Identify and copy all lines of the material where the string "loss" is found.

■ Data shown:
—————

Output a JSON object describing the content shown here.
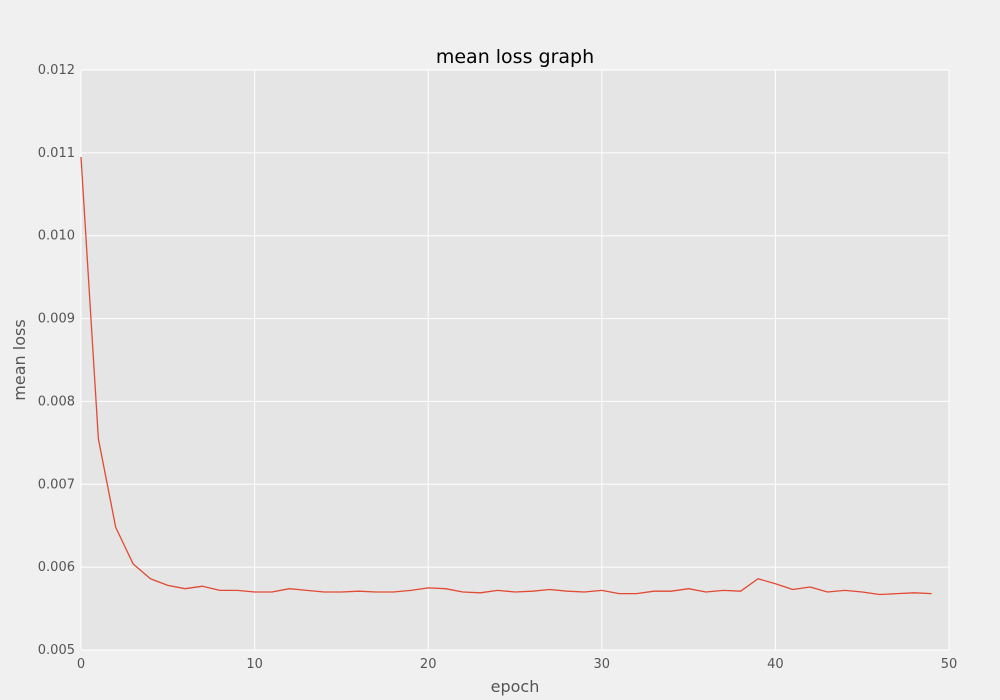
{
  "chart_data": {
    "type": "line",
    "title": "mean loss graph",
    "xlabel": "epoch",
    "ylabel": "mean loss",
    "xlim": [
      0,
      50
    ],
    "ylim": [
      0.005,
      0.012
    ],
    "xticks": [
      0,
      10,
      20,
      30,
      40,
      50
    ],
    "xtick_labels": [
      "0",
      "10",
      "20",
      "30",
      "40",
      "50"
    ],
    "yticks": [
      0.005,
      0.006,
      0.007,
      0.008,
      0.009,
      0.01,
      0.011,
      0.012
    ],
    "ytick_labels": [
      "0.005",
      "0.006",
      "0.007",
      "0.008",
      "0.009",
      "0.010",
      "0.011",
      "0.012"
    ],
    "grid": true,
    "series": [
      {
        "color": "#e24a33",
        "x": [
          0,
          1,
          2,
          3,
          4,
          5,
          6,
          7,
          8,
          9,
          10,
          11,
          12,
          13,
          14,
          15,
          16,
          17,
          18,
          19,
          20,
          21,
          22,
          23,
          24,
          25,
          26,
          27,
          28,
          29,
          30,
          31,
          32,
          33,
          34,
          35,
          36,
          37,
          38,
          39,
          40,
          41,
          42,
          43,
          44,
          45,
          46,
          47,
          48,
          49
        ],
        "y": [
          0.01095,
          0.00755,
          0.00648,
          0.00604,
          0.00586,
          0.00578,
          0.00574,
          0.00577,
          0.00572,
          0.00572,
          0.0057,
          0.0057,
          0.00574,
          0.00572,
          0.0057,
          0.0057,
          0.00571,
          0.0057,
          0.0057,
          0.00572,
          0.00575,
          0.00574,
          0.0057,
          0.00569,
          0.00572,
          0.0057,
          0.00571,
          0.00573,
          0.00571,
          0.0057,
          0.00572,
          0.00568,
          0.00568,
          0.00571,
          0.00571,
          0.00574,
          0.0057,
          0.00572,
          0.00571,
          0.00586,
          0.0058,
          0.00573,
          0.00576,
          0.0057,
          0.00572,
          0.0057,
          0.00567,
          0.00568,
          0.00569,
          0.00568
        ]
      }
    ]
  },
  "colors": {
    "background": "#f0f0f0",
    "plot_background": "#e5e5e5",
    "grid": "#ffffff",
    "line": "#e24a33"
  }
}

—————

■ The reply:
    "title": "mean loss graph",
    "ylabel": "mean loss",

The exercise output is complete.